Your objective:
All of the data below must be repeated exactly.

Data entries
= = =

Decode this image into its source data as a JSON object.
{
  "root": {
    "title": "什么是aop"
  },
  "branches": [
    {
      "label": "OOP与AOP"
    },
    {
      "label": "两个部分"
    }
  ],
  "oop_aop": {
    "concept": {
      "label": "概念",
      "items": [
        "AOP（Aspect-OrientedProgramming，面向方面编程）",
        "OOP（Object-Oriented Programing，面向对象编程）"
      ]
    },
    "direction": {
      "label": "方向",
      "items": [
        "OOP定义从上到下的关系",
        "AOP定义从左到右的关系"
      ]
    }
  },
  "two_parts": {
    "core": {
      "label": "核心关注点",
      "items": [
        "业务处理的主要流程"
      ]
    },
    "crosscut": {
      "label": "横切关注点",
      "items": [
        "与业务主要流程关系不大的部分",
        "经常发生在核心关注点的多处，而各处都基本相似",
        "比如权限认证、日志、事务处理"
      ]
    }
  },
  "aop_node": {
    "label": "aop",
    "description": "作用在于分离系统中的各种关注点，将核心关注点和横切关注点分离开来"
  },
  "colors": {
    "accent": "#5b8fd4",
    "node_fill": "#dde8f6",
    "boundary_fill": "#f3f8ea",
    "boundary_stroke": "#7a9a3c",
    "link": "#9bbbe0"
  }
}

= = =

Result of this exercise:
Decode this image into its source data as a JSON object.
{
  "root": {
    "title": "什么是aop"
  },
  "branches": [
    {
      "label": "OOP与AOP"
    },
    {
      "label": "两个部分"
    }
  ],
  "oop_aop": {
    "concept": {
      "label": "概念",
      "items": [
        "AOP（Aspect-OrientedProgramming，面向方面编程）",
        "OOP（Object-Oriented Programing，面向对象编程）"
      ]
    },
    "direction": {
      "label": "方向",
      "items": [
        "OOP定义从上到下的关系",
        "AOP定义从左到右的关系"
      ]
    }
  },
  "two_parts": {
    "core": {
      "label": "核心关注点",
      "items": [
        "业务处理的主要流程"
      ]
    },
    "crosscut": {
      "label": "横切关注点",
      "items": [
        "与业务主要流程关系不大的部分",
        "经常发生在核心关注点的多处，而各处都基本相似",
        "比如权限认证、日志、事务处理"
      ]
    }
  },
  "aop_node": {
    "label": "aop",
    "description": "作用在于分离系统中的各种关注点，将核心关注点和横切关注点分离开来"
  },
  "colors": {
    "accent": "#5b8fd4",
    "node_fill": "#dde8f6",
    "boundary_fill": "#f3f8ea",
    "boundary_stroke": "#7a9a3c",
    "link": "#9bbbe0"
  }
}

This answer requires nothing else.